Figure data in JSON
= = = = =

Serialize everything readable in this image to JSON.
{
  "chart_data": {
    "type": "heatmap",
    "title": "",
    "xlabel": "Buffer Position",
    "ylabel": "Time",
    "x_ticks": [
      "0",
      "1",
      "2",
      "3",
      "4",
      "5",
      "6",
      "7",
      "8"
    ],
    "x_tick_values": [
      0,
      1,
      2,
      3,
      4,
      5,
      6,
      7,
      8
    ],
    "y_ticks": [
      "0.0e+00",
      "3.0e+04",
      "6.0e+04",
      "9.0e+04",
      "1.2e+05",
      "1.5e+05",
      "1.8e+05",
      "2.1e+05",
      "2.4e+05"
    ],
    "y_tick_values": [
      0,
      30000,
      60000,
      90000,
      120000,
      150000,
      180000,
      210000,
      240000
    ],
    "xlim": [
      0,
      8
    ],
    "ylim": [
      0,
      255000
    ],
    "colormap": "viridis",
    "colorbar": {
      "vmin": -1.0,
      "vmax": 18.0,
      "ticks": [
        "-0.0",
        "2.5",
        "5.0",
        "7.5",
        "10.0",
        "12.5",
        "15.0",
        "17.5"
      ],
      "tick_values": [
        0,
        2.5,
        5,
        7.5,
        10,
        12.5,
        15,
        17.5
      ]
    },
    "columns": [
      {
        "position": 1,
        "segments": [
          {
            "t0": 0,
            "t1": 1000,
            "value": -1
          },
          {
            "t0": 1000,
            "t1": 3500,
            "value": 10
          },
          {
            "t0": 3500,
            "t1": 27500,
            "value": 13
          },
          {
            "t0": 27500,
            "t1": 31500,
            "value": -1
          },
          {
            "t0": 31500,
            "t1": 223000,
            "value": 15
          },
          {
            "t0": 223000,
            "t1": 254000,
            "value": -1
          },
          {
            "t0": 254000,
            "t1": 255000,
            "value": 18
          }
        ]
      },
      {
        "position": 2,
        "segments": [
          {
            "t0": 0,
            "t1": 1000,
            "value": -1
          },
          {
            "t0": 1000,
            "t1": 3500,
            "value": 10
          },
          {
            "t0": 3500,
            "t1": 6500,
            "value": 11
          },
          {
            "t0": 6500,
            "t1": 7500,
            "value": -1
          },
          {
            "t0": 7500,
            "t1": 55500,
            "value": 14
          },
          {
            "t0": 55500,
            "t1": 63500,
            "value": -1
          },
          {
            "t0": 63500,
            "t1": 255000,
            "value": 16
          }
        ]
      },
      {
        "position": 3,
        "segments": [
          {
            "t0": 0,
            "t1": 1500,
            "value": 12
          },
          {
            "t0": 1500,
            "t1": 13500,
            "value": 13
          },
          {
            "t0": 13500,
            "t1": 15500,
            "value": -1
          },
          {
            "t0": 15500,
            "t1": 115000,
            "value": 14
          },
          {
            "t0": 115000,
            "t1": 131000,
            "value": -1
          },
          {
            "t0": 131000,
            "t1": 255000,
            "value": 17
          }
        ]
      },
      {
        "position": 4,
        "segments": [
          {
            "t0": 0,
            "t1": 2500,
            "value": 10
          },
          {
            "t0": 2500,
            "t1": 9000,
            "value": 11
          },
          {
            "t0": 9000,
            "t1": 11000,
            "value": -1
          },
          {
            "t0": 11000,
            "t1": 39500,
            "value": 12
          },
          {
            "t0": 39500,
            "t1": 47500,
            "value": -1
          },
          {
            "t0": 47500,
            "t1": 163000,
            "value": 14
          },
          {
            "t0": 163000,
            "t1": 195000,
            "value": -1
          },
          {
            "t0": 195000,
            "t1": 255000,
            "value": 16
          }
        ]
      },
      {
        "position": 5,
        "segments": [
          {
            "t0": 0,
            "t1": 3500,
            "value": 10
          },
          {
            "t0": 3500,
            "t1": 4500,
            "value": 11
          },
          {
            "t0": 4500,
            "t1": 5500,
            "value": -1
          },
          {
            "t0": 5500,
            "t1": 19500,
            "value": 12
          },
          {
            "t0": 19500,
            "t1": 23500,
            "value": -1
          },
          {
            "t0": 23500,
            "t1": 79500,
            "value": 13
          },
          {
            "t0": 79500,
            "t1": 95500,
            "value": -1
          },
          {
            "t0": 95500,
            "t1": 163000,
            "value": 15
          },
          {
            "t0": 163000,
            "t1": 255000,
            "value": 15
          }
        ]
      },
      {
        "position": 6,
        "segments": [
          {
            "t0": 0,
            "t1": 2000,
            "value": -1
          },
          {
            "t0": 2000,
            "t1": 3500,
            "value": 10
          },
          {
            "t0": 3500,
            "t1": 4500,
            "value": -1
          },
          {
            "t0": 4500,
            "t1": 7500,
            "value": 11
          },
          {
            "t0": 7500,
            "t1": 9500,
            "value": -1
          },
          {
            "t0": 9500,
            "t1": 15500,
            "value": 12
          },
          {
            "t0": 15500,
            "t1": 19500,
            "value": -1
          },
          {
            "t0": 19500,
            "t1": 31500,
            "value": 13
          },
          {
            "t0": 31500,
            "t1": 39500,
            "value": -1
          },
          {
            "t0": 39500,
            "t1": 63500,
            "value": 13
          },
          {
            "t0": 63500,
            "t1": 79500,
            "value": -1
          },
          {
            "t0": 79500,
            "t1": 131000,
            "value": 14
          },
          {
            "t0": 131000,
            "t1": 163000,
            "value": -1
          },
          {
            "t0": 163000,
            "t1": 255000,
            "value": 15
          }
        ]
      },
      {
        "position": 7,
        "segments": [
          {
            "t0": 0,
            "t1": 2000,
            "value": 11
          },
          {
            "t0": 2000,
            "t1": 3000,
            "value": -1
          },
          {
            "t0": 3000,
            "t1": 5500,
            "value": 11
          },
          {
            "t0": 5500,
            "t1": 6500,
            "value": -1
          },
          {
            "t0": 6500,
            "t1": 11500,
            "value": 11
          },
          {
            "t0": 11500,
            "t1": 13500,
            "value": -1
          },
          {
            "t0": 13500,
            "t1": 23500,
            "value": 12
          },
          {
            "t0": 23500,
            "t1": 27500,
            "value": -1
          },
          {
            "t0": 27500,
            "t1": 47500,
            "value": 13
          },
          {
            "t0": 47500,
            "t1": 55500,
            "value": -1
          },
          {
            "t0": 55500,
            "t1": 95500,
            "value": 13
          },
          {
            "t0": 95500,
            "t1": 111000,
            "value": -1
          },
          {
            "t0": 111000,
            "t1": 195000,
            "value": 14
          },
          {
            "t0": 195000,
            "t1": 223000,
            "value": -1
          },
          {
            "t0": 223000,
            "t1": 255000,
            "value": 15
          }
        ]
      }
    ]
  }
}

= = = = =

§ **AIM OF THE TASK**: Write down the full listing again, exactly.

§ **ANSWER FOR THIS EXERCISE**:
Serialize everything readable in this image to JSON.
{
  "chart_data": {
    "type": "heatmap",
    "title": "",
    "xlabel": "Buffer Position",
    "ylabel": "Time",
    "x_ticks": [
      "0",
      "1",
      "2",
      "3",
      "4",
      "5",
      "6",
      "7",
      "8"
    ],
    "x_tick_values": [
      0,
      1,
      2,
      3,
      4,
      5,
      6,
      7,
      8
    ],
    "y_ticks": [
      "0.0e+00",
      "3.0e+04",
      "6.0e+04",
      "9.0e+04",
      "1.2e+05",
      "1.5e+05",
      "1.8e+05",
      "2.1e+05",
      "2.4e+05"
    ],
    "y_tick_values": [
      0,
      30000,
      60000,
      90000,
      120000,
      150000,
      180000,
      210000,
      240000
    ],
    "xlim": [
      0,
      8
    ],
    "ylim": [
      0,
      255000
    ],
    "colormap": "viridis",
    "colorbar": {
      "vmin": -1.0,
      "vmax": 18.0,
      "ticks": [
        "-0.0",
        "2.5",
        "5.0",
        "7.5",
        "10.0",
        "12.5",
        "15.0",
        "17.5"
      ],
      "tick_values": [
        0,
        2.5,
        5,
        7.5,
        10,
        12.5,
        15,
        17.5
      ]
    },
    "columns": [
      {
        "position": 1,
        "segments": [
          {
            "t0": 0,
            "t1": 1000,
            "value": -1
          },
          {
            "t0": 1000,
            "t1": 3500,
            "value": 10
          },
          {
            "t0": 3500,
            "t1": 27500,
            "value": 13
          },
          {
            "t0": 27500,
            "t1": 31500,
            "value": -1
          },
          {
            "t0": 31500,
            "t1": 223000,
            "value": 15
          },
          {
            "t0": 223000,
            "t1": 254000,
            "value": -1
          },
          {
            "t0": 254000,
            "t1": 255000,
            "value": 18
          }
        ]
      },
      {
        "position": 2,
        "segments": [
          {
            "t0": 0,
            "t1": 1000,
            "value": -1
          },
          {
            "t0": 1000,
            "t1": 3500,
            "value": 10
          },
          {
            "t0": 3500,
            "t1": 6500,
            "value": 11
          },
          {
            "t0": 6500,
            "t1": 7500,
            "value": -1
          },
          {
            "t0": 7500,
            "t1": 55500,
            "value": 14
          },
          {
            "t0": 55500,
            "t1": 63500,
            "value": -1
          },
          {
            "t0": 63500,
            "t1": 255000,
            "value": 16
          }
        ]
      },
      {
        "position": 3,
        "segments": [
          {
            "t0": 0,
            "t1": 1500,
            "value": 12
          },
          {
            "t0": 1500,
            "t1": 13500,
            "value": 13
          },
          {
            "t0": 13500,
            "t1": 15500,
            "value": -1
          },
          {
            "t0": 15500,
            "t1": 115000,
            "value": 14
          },
          {
            "t0": 115000,
            "t1": 131000,
            "value": -1
          },
          {
            "t0": 131000,
            "t1": 255000,
            "value": 17
          }
        ]
      },
      {
        "position": 4,
        "segments": [
          {
            "t0": 0,
            "t1": 2500,
            "value": 10
          },
          {
            "t0": 2500,
            "t1": 9000,
            "value": 11
          },
          {
            "t0": 9000,
            "t1": 11000,
            "value": -1
          },
          {
            "t0": 11000,
            "t1": 39500,
            "value": 12
          },
          {
            "t0": 39500,
            "t1": 47500,
            "value": -1
          },
          {
            "t0": 47500,
            "t1": 163000,
            "value": 14
          },
          {
            "t0": 163000,
            "t1": 195000,
            "value": -1
          },
          {
            "t0": 195000,
            "t1": 255000,
            "value": 16
          }
        ]
      },
      {
        "position": 5,
        "segments": [
          {
            "t0": 0,
            "t1": 3500,
            "value": 10
          },
          {
            "t0": 3500,
            "t1": 4500,
            "value": 11
          },
          {
            "t0": 4500,
            "t1": 5500,
            "value": -1
          },
          {
            "t0": 5500,
            "t1": 19500,
            "value": 12
          },
          {
            "t0": 19500,
            "t1": 23500,
            "value": -1
          },
          {
            "t0": 23500,
            "t1": 79500,
            "value": 13
          },
          {
            "t0": 79500,
            "t1": 95500,
            "value": -1
          },
          {
            "t0": 95500,
            "t1": 163000,
            "value": 15
          },
          {
            "t0": 163000,
            "t1": 255000,
            "value": 15
          }
        ]
      },
      {
        "position": 6,
        "segments": [
          {
            "t0": 0,
            "t1": 2000,
            "value": -1
          },
          {
            "t0": 2000,
            "t1": 3500,
            "value": 10
          },
          {
            "t0": 3500,
            "t1": 4500,
            "value": -1
          },
          {
            "t0": 4500,
            "t1": 7500,
            "value": 11
          },
          {
            "t0": 7500,
            "t1": 9500,
            "value": -1
          },
          {
            "t0": 9500,
            "t1": 15500,
            "value": 12
          },
          {
            "t0": 15500,
            "t1": 19500,
            "value": -1
          },
          {
            "t0": 19500,
            "t1": 31500,
            "value": 13
          },
          {
            "t0": 31500,
            "t1": 39500,
            "value": -1
          },
          {
            "t0": 39500,
            "t1": 63500,
            "value": 13
          },
          {
            "t0": 63500,
            "t1": 79500,
            "value": -1
          },
          {
            "t0": 79500,
            "t1": 131000,
            "value": 14
          },
          {
            "t0": 131000,
            "t1": 163000,
            "value": -1
          },
          {
            "t0": 163000,
            "t1": 255000,
            "value": 15
          }
        ]
      },
      {
        "position": 7,
        "segments": [
          {
            "t0": 0,
            "t1": 2000,
            "value": 11
          },
          {
            "t0": 2000,
            "t1": 3000,
            "value": -1
          },
          {
            "t0": 3000,
            "t1": 5500,
            "value": 11
          },
          {
            "t0": 5500,
            "t1": 6500,
            "value": -1
          },
          {
            "t0": 6500,
            "t1": 11500,
            "value": 11
          },
          {
            "t0": 11500,
            "t1": 13500,
            "value": -1
          },
          {
            "t0": 13500,
            "t1": 23500,
            "value": 12
          },
          {
            "t0": 23500,
            "t1": 27500,
            "value": -1
          },
          {
            "t0": 27500,
            "t1": 47500,
            "value": 13
          },
          {
            "t0": 47500,
            "t1": 55500,
            "value": -1
          },
          {
            "t0": 55500,
            "t1": 95500,
            "value": 13
          },
          {
            "t0": 95500,
            "t1": 111000,
            "value": -1
          },
          {
            "t0": 111000,
            "t1": 195000,
            "value": 14
          },
          {
            "t0": 195000,
            "t1": 223000,
            "value": -1
          },
          {
            "t0": 223000,
            "t1": 255000,
            "value": 15
          }
        ]
      }
    ]
  }
}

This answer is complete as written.